● Entries:

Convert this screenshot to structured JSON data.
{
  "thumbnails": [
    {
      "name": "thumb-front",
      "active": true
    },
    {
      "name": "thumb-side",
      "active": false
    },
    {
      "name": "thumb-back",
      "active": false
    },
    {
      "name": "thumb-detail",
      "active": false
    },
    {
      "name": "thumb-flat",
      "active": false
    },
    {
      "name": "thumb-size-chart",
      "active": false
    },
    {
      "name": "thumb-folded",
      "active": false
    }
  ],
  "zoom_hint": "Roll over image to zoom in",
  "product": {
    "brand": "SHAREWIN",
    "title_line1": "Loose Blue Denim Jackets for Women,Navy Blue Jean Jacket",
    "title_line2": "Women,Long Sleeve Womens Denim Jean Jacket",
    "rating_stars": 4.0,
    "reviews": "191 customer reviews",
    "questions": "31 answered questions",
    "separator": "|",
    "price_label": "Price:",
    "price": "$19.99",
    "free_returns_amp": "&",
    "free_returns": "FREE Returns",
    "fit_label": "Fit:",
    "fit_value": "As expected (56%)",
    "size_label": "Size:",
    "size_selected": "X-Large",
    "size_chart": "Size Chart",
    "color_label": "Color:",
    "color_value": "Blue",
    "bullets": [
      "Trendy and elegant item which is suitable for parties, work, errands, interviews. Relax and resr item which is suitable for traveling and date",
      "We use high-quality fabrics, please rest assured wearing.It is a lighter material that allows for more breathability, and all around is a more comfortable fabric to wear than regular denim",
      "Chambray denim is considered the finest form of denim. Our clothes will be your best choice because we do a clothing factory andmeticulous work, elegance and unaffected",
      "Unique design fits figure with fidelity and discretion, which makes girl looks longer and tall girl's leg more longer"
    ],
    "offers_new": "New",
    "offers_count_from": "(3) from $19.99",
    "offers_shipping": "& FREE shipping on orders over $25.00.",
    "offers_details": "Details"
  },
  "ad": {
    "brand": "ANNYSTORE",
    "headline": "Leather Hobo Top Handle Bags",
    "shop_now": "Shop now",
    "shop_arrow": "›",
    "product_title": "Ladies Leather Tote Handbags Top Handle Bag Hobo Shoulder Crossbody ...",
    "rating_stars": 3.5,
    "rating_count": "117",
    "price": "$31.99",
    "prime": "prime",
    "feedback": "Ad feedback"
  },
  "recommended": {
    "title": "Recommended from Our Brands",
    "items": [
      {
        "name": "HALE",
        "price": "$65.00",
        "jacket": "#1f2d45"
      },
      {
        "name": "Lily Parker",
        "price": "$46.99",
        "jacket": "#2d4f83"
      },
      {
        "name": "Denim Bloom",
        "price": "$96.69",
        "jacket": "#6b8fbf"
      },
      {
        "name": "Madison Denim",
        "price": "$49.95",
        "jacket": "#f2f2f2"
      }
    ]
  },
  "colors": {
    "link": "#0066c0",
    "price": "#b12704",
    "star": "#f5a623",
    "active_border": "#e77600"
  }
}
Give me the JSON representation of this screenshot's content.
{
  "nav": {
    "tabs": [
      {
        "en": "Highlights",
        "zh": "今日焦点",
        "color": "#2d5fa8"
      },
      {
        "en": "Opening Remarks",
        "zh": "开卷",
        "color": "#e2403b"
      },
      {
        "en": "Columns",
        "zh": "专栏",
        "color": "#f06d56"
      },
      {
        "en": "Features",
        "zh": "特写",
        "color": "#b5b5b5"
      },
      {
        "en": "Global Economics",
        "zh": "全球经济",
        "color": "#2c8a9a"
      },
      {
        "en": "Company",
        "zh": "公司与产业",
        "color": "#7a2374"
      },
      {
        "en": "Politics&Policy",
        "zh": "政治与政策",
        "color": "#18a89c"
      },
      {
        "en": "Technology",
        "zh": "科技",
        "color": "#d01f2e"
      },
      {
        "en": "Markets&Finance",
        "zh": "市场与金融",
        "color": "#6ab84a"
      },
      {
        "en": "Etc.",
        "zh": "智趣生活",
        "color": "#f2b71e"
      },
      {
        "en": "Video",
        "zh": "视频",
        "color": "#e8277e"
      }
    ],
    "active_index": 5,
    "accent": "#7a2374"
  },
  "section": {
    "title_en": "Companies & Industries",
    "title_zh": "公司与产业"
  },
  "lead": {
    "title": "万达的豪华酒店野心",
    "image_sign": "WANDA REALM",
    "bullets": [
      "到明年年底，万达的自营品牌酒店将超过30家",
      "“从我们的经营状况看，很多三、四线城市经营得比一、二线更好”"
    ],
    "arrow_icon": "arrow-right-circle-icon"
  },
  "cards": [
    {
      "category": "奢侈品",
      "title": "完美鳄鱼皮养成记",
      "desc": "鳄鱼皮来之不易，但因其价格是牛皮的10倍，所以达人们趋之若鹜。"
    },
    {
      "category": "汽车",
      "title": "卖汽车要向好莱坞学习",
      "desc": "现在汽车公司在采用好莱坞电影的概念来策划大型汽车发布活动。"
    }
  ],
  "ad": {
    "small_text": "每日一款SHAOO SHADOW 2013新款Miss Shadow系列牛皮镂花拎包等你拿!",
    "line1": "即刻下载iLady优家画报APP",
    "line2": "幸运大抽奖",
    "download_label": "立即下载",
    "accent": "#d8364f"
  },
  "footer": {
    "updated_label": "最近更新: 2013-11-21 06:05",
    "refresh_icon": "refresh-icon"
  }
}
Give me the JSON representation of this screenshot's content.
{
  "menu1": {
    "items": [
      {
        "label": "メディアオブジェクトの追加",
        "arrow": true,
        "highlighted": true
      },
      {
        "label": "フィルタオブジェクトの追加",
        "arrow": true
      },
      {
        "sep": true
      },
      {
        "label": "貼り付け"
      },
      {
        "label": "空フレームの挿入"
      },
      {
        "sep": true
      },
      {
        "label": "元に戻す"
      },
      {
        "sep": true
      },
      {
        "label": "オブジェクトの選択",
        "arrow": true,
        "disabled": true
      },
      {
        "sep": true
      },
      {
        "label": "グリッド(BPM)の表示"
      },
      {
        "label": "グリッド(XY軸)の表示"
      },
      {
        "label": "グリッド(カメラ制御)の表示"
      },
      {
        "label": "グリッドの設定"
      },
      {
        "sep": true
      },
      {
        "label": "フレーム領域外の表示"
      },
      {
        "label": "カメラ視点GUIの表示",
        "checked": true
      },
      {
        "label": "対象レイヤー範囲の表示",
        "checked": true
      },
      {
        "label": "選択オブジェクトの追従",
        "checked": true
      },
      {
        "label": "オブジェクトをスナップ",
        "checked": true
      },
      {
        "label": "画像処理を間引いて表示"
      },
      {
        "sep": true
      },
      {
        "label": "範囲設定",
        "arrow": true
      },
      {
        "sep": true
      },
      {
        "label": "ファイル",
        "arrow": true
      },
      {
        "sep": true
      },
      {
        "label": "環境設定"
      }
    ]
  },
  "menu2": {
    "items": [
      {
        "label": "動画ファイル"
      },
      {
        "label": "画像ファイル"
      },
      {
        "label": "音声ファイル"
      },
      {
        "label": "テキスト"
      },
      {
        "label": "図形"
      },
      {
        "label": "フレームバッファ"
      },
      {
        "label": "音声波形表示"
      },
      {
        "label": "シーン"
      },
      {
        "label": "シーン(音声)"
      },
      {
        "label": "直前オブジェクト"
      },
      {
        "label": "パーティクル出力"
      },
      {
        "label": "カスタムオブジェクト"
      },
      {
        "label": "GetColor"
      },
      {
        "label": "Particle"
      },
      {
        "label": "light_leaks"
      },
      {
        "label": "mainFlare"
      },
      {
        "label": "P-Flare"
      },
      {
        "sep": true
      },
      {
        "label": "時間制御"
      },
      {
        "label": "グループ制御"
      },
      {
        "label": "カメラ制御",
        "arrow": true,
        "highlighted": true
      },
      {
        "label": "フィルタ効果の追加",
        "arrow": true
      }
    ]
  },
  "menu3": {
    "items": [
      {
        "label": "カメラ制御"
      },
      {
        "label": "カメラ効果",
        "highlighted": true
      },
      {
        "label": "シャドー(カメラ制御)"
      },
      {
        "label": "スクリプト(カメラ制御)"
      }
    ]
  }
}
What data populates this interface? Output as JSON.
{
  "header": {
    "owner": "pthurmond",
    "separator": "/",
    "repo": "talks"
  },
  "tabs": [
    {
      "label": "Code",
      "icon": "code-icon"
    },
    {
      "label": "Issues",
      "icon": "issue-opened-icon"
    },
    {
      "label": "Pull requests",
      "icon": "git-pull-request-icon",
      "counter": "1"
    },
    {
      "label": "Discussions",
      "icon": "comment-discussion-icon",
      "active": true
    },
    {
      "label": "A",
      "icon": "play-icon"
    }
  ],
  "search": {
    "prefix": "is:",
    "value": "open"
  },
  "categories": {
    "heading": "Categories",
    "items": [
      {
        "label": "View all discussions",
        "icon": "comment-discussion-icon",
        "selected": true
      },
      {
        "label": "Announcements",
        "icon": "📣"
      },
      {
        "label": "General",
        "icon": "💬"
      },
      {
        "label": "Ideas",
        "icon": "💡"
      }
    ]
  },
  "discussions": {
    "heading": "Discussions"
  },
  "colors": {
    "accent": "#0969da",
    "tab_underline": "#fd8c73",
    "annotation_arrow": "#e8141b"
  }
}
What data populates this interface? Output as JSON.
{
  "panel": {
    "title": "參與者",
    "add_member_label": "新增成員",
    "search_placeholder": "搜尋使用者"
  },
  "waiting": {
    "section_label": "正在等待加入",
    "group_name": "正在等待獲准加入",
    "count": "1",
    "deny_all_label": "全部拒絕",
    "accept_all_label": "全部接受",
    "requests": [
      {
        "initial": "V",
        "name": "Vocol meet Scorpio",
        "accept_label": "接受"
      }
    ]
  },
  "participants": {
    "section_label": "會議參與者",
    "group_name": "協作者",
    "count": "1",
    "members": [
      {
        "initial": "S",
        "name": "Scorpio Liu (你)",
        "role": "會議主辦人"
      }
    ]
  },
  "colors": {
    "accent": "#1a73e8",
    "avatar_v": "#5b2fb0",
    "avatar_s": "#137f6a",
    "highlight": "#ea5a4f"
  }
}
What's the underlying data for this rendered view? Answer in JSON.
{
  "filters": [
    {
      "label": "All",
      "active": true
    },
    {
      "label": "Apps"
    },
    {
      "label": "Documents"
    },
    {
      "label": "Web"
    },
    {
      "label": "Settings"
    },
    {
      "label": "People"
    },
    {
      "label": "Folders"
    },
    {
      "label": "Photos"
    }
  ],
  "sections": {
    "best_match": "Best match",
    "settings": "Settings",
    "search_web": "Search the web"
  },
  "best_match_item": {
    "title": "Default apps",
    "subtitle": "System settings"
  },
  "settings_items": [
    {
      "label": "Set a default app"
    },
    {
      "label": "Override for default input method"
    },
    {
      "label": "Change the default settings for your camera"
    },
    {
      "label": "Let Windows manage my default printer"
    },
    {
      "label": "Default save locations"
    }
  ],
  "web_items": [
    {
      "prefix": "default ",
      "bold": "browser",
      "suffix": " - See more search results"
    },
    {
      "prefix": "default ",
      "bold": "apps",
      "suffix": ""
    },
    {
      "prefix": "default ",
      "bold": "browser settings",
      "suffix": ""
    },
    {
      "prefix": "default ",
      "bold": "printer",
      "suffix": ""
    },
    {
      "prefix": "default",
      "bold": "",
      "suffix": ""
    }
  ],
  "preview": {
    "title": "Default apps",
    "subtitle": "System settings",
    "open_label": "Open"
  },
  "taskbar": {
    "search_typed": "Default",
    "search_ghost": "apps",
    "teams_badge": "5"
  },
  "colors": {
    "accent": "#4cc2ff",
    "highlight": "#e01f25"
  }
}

● Task:
Find each line holding the string "Women" and copy it out.

● Task answer:
    "title_line1": "Loose Blue Denim Jackets for Women,Navy Blue Jean Jacket",
    "title_line2": "Women,Long Sleeve Womens Denim Jean Jacket",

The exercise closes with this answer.